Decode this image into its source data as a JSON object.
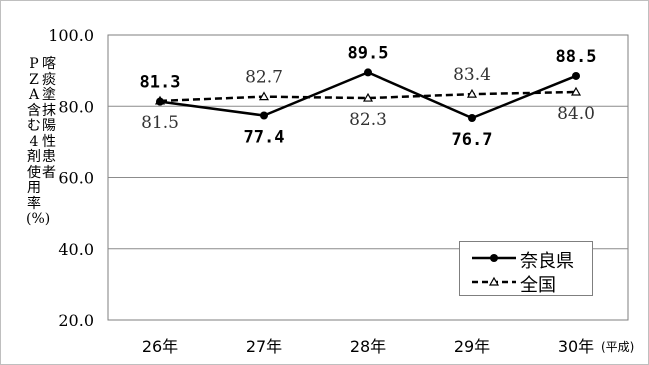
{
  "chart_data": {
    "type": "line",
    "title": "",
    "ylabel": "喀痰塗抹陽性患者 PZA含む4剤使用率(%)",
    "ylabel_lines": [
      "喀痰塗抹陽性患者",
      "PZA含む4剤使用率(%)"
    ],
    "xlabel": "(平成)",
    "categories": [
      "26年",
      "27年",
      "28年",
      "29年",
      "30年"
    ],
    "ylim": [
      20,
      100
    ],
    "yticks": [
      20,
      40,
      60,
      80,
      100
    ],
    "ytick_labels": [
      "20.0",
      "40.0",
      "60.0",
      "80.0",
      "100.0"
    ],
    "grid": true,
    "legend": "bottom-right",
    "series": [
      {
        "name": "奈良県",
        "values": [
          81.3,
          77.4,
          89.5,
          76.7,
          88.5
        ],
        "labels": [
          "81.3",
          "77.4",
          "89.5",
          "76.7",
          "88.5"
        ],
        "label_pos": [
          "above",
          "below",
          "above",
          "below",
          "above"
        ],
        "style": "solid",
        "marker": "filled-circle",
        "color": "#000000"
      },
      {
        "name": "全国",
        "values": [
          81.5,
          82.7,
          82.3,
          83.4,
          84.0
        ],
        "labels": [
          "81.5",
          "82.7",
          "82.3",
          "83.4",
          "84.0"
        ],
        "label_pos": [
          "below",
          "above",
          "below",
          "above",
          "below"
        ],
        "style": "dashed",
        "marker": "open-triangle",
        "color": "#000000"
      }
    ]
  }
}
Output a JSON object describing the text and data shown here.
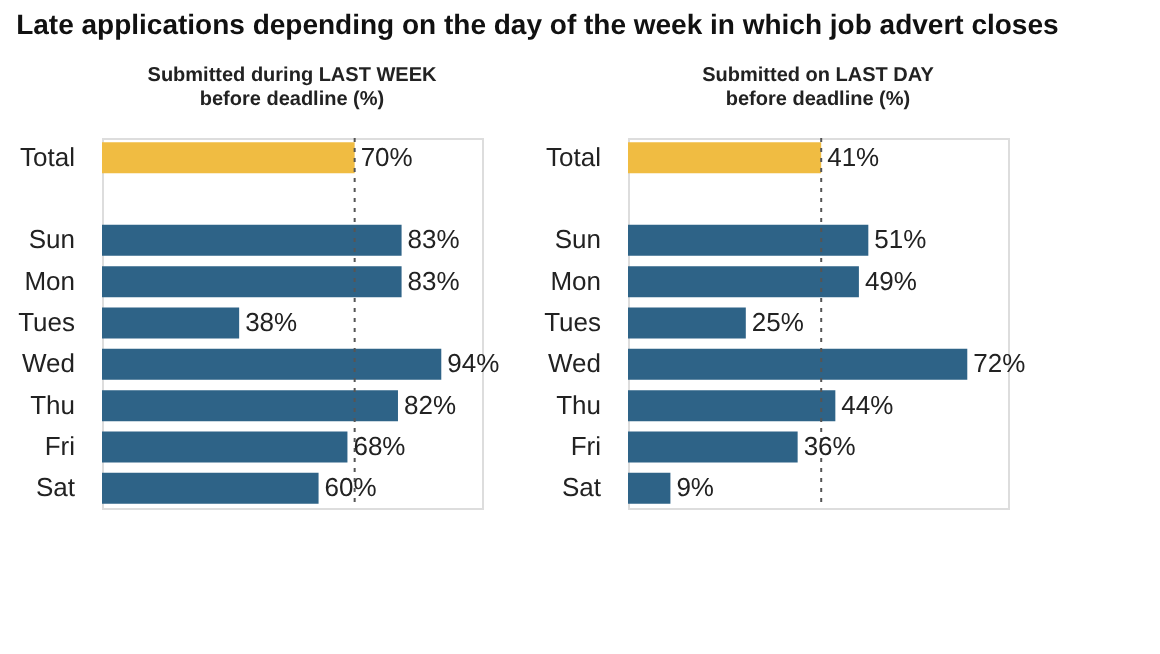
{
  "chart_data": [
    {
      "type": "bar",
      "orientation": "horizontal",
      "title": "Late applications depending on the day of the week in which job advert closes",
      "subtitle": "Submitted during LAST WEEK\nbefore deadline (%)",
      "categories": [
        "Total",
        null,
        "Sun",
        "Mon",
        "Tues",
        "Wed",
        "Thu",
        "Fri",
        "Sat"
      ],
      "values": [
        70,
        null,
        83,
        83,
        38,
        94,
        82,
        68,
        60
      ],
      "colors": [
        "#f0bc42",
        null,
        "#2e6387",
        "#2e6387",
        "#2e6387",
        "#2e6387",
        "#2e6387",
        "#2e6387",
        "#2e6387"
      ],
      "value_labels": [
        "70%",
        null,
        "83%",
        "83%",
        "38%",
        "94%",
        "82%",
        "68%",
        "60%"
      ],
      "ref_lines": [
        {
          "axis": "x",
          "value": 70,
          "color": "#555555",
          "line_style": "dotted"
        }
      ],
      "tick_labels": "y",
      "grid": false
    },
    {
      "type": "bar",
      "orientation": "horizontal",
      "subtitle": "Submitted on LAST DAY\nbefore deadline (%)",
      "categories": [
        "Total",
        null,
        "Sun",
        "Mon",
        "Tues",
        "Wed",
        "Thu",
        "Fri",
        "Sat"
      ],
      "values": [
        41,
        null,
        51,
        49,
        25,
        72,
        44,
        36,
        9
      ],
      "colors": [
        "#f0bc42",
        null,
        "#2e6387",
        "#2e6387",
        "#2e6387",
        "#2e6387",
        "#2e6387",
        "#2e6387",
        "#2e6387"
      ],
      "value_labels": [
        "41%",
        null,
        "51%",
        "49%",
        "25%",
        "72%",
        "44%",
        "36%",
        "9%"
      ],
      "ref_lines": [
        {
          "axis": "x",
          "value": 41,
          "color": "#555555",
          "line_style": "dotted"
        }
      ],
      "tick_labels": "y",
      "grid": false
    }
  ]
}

+++

• [Your goal]
Quote the entries above word for word. Leave the images out.

• [Task answer]
Decode this image into its source data as a JSON object.
{
  "chart_data": {
    "type": "line",
    "title": "",
    "ylabel": "喀痰塗抹陽性患者 PZA含む4剤使用率(%)",
    "ylabel_lines": [
      "喀痰塗抹陽性患者",
      "PZA含む4剤使用率(%)"
    ],
    "xlabel": "(平成)",
    "categories": [
      "26年",
      "27年",
      "28年",
      "29年",
      "30年"
    ],
    "ylim": [
      20,
      100
    ],
    "yticks": [
      20,
      40,
      60,
      80,
      100
    ],
    "ytick_labels": [
      "20.0",
      "40.0",
      "60.0",
      "80.0",
      "100.0"
    ],
    "grid": true,
    "legend": "bottom-right",
    "series": [
      {
        "name": "奈良県",
        "values": [
          81.3,
          77.4,
          89.5,
          76.7,
          88.5
        ],
        "labels": [
          "81.3",
          "77.4",
          "89.5",
          "76.7",
          "88.5"
        ],
        "label_pos": [
          "above",
          "below",
          "above",
          "below",
          "above"
        ],
        "style": "solid",
        "marker": "filled-circle",
        "color": "#000000"
      },
      {
        "name": "全国",
        "values": [
          81.5,
          82.7,
          82.3,
          83.4,
          84.0
        ],
        "labels": [
          "81.5",
          "82.7",
          "82.3",
          "83.4",
          "84.0"
        ],
        "label_pos": [
          "below",
          "above",
          "below",
          "above",
          "below"
        ],
        "style": "dashed",
        "marker": "open-triangle",
        "color": "#000000"
      }
    ]
  }
}
Output a JSON object describing the text and data shown here.
{
  "chart_data": [
    {
      "type": "bar",
      "orientation": "horizontal",
      "title": "Late applications depending on the day of the week in which job advert closes",
      "subtitle": "Submitted during LAST WEEK\nbefore deadline (%)",
      "categories": [
        "Total",
        null,
        "Sun",
        "Mon",
        "Tues",
        "Wed",
        "Thu",
        "Fri",
        "Sat"
      ],
      "values": [
        70,
        null,
        83,
        83,
        38,
        94,
        82,
        68,
        60
      ],
      "colors": [
        "#f0bc42",
        null,
        "#2e6387",
        "#2e6387",
        "#2e6387",
        "#2e6387",
        "#2e6387",
        "#2e6387",
        "#2e6387"
      ],
      "value_labels": [
        "70%",
        null,
        "83%",
        "83%",
        "38%",
        "94%",
        "82%",
        "68%",
        "60%"
      ],
      "ref_lines": [
        {
          "axis": "x",
          "value": 70,
          "color": "#555555",
          "line_style": "dotted"
        }
      ],
      "tick_labels": "y",
      "grid": false
    },
    {
      "type": "bar",
      "orientation": "horizontal",
      "subtitle": "Submitted on LAST DAY\nbefore deadline (%)",
      "categories": [
        "Total",
        null,
        "Sun",
        "Mon",
        "Tues",
        "Wed",
        "Thu",
        "Fri",
        "Sat"
      ],
      "values": [
        41,
        null,
        51,
        49,
        25,
        72,
        44,
        36,
        9
      ],
      "colors": [
        "#f0bc42",
        null,
        "#2e6387",
        "#2e6387",
        "#2e6387",
        "#2e6387",
        "#2e6387",
        "#2e6387",
        "#2e6387"
      ],
      "value_labels": [
        "41%",
        null,
        "51%",
        "49%",
        "25%",
        "72%",
        "44%",
        "36%",
        "9%"
      ],
      "ref_lines": [
        {
          "axis": "x",
          "value": 41,
          "color": "#555555",
          "line_style": "dotted"
        }
      ],
      "tick_labels": "y",
      "grid": false
    }
  ]
}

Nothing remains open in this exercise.